[Begin Supplied data]

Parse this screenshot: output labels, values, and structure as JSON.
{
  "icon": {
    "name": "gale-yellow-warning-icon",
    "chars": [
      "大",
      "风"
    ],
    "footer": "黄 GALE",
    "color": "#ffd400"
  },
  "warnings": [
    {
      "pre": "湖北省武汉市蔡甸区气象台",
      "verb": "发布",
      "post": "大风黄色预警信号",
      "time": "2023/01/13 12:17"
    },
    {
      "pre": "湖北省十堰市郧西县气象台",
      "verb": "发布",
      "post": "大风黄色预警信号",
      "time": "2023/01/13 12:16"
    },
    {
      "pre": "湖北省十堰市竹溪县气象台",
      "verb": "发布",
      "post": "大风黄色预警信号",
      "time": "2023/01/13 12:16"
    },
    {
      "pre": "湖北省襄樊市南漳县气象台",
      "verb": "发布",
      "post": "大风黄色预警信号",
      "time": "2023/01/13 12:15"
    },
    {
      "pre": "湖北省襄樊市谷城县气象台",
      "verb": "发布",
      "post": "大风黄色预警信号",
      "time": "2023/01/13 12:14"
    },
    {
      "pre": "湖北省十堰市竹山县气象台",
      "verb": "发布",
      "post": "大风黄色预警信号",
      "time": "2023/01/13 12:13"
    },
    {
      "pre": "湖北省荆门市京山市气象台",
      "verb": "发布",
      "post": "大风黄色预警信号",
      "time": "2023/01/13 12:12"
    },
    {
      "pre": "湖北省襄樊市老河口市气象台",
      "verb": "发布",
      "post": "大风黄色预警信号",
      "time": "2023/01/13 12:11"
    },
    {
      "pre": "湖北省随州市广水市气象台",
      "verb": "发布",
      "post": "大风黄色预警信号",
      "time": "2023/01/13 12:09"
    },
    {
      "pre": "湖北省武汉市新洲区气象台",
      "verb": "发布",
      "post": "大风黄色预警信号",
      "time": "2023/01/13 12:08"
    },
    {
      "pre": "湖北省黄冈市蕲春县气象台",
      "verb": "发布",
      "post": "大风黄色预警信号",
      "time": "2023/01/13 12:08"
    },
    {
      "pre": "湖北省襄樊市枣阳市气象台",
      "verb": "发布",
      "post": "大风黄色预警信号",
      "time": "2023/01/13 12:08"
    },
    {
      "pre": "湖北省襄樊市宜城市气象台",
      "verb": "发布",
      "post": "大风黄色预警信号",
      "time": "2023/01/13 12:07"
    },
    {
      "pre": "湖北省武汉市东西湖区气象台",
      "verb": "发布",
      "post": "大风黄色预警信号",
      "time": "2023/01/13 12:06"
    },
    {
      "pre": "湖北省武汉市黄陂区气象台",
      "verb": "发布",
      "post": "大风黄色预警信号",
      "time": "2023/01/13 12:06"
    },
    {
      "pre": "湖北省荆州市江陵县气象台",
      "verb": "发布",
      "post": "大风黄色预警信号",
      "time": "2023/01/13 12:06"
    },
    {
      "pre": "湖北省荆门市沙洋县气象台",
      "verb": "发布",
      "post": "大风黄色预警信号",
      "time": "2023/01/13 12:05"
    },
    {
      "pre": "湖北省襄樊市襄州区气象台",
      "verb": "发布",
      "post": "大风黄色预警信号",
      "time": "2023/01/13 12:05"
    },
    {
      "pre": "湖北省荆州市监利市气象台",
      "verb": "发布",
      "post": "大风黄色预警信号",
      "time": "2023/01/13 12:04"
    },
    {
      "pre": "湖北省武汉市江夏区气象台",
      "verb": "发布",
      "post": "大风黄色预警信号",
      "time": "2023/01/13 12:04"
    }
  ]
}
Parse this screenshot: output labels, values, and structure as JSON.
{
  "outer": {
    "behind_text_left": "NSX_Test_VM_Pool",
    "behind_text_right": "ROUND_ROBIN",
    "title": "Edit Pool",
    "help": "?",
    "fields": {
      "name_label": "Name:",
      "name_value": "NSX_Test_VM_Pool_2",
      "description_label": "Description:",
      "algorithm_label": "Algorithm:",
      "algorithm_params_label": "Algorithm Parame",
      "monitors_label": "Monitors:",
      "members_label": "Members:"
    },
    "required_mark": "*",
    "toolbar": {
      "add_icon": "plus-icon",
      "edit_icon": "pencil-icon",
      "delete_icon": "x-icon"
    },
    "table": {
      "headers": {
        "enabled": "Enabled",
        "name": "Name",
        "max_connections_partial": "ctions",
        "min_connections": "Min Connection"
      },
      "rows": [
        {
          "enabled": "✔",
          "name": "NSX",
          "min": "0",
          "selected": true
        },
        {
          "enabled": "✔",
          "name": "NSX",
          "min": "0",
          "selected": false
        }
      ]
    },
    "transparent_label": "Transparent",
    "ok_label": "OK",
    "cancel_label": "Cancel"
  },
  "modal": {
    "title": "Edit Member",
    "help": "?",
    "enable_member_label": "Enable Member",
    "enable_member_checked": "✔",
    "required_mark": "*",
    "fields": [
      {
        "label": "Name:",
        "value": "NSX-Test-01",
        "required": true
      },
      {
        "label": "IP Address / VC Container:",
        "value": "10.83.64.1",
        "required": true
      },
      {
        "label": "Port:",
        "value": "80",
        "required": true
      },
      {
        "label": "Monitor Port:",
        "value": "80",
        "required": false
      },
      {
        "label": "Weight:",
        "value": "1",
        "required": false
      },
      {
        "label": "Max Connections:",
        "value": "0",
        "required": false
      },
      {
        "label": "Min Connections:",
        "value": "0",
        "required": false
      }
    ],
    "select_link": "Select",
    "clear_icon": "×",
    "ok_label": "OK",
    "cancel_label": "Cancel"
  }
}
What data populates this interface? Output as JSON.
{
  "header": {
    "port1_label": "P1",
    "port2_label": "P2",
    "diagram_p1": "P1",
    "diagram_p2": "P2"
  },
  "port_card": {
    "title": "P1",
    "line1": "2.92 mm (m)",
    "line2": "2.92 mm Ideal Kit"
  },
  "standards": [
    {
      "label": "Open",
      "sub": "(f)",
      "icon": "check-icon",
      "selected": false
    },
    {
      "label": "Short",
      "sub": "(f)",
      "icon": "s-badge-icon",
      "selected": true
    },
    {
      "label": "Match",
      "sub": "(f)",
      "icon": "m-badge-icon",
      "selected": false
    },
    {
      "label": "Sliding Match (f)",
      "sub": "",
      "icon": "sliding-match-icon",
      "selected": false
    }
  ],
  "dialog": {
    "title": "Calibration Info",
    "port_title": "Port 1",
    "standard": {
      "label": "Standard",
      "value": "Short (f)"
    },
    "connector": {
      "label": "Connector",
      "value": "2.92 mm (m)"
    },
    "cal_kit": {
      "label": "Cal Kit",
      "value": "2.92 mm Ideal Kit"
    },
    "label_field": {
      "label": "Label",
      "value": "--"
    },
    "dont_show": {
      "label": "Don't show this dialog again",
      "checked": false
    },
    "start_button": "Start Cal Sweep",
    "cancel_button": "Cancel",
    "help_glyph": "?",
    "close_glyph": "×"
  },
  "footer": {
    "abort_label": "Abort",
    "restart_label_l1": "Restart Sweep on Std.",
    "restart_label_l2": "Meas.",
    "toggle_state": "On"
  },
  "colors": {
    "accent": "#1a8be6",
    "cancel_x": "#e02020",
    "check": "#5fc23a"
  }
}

[End Supplied data]
[Begin Supplied data]

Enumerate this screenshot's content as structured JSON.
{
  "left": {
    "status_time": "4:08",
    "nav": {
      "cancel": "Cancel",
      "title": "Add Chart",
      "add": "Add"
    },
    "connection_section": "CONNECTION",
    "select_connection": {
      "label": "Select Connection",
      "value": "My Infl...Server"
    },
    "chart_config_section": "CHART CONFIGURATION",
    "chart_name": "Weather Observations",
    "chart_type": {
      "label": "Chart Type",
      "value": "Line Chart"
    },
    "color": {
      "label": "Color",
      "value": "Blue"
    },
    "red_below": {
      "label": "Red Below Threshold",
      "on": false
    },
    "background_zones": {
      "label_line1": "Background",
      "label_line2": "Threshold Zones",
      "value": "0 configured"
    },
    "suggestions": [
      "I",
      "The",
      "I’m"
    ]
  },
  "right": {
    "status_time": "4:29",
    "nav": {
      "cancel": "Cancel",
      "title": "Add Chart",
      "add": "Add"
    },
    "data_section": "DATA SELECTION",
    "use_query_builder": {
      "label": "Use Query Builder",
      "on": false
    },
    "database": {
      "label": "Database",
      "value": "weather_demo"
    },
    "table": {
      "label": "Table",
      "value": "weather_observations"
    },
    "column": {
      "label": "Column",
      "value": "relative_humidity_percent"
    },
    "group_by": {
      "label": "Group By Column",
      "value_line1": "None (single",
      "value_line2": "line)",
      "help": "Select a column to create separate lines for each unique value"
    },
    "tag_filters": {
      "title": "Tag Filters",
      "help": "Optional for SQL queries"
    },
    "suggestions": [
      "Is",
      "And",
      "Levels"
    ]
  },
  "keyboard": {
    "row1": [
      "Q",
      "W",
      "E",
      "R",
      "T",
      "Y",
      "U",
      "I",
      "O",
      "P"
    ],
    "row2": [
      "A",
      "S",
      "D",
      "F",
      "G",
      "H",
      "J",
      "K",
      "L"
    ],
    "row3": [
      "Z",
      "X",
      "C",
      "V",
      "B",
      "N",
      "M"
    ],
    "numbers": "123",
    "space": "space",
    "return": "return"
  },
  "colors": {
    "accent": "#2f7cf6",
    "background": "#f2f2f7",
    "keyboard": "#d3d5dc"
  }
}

[End Supplied data]
[Begin Supplied data]

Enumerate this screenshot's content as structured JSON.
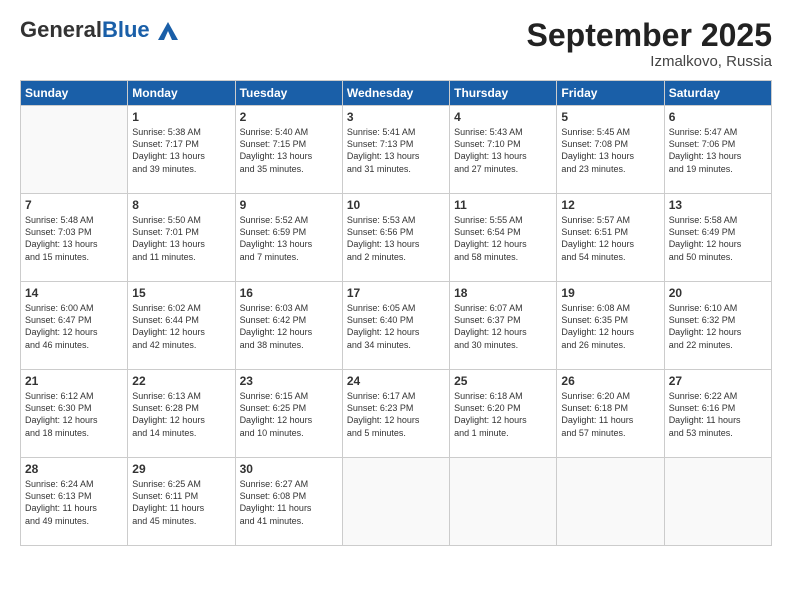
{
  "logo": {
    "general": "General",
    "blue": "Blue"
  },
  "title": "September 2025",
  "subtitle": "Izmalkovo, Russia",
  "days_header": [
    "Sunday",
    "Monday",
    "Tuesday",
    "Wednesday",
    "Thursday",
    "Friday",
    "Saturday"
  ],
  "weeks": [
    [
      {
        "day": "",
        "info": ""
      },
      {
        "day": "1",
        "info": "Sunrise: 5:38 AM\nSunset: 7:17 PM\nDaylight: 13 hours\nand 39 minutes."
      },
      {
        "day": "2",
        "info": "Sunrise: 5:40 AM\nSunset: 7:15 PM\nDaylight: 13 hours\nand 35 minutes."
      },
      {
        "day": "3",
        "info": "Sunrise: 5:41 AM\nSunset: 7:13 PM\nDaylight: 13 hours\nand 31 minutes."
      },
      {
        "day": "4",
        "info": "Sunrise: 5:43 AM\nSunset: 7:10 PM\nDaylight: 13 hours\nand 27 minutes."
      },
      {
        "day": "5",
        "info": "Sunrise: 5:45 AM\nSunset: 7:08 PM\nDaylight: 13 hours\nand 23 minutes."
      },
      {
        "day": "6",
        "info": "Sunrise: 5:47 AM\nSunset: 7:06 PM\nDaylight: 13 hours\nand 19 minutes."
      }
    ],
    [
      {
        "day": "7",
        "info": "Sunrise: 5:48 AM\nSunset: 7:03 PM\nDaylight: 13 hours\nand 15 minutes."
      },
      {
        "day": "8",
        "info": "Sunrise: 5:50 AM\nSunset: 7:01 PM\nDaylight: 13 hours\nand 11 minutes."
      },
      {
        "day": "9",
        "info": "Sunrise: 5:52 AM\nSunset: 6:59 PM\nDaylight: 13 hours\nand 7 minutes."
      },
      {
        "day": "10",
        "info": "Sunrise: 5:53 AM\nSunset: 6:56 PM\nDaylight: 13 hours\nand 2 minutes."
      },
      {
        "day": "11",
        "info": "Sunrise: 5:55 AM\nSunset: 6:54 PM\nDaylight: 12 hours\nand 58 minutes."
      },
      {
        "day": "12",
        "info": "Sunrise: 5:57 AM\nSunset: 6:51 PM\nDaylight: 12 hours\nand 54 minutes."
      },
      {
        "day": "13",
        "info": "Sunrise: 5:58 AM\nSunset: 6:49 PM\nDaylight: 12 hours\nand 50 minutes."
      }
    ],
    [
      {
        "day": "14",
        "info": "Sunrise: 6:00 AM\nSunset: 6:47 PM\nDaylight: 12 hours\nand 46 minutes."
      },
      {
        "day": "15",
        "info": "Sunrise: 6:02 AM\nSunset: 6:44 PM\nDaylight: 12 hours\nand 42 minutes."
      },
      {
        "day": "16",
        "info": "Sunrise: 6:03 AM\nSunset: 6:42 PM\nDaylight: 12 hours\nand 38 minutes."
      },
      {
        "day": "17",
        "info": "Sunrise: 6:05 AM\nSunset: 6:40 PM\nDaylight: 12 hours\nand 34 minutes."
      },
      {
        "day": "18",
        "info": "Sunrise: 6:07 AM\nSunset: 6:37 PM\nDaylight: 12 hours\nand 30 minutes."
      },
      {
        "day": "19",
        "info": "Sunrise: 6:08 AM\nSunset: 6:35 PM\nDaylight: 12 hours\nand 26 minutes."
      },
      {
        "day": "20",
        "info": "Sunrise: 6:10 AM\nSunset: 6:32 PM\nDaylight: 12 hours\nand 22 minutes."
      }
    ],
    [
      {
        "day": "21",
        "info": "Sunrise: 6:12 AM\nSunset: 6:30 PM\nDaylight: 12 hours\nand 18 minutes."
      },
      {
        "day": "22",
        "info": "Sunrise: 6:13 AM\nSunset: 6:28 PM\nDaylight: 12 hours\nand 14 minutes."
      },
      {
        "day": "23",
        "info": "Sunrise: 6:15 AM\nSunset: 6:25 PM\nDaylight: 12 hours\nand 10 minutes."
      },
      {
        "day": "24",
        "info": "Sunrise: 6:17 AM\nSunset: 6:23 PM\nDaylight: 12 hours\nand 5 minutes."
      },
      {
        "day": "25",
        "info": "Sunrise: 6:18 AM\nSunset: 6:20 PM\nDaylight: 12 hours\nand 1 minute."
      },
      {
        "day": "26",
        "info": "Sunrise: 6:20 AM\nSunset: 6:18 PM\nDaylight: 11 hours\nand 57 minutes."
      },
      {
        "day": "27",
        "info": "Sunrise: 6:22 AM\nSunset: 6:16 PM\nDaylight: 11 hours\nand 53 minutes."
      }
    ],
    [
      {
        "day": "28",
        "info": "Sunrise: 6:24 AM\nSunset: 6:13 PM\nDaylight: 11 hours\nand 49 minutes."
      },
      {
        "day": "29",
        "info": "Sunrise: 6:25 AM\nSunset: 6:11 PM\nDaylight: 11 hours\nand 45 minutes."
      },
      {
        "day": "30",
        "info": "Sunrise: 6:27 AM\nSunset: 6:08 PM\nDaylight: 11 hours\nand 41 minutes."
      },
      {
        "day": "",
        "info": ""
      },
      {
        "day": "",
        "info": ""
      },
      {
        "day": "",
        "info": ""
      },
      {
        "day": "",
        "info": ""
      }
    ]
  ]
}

[End Supplied data]

- What is needed -
Reply with the number of lines in the preceding entries that contain "Algorithm", and no other words.

- Solution to this problem -
2